-- start Dataset --

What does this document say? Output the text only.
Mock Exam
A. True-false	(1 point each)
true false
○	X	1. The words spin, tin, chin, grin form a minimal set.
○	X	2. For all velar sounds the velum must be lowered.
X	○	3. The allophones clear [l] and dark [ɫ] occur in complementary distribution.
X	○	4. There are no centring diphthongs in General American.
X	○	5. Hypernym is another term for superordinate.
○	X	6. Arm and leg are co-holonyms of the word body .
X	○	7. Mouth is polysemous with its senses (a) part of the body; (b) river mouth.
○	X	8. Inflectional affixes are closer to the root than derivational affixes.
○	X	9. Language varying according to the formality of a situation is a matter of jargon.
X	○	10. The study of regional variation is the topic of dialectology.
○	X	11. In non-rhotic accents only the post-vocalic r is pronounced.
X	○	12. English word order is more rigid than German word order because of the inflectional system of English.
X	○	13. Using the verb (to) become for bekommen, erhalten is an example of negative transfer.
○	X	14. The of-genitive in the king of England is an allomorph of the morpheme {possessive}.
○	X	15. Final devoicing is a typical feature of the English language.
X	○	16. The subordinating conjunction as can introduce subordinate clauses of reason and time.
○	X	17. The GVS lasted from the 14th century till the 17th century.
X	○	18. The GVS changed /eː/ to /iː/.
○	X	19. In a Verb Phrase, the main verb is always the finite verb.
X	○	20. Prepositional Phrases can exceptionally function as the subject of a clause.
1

-- end Dataset --

[Goal of the exercise]
Restate the whole listing exactly, leaving out nothing.

[Exercise response]
What does this document say? Output the text only.
Mock Exam
A. True-false	(1 point each)
true false
○	X	1. The words spin, tin, chin, grin form a minimal set.
○	X	2. For all velar sounds the velum must be lowered.
X	○	3. The allophones clear [l] and dark [ɫ] occur in complementary distribution.
X	○	4. There are no centring diphthongs in General American.
X	○	5. Hypernym is another term for superordinate.
○	X	6. Arm and leg are co-holonyms of the word body .
X	○	7. Mouth is polysemous with its senses (a) part of the body; (b) river mouth.
○	X	8. Inflectional affixes are closer to the root than derivational affixes.
○	X	9. Language varying according to the formality of a situation is a matter of jargon.
X	○	10. The study of regional variation is the topic of dialectology.
○	X	11. In non-rhotic accents only the post-vocalic r is pronounced.
X	○	12. English word order is more rigid than German word order because of the inflectional system of English.
X	○	13. Using the verb (to) become for bekommen, erhalten is an example of negative transfer.
○	X	14. The of-genitive in the king of England is an allomorph of the morpheme {possessive}.
○	X	15. Final devoicing is a typical feature of the English language.
X	○	16. The subordinating conjunction as can introduce subordinate clauses of reason and time.
○	X	17. The GVS lasted from the 14th century till the 17th century.
X	○	18. The GVS changed /eː/ to /iː/.
○	X	19. In a Verb Phrase, the main verb is always the finite verb.
X	○	20. Prepositional Phrases can exceptionally function as the subject of a clause.
1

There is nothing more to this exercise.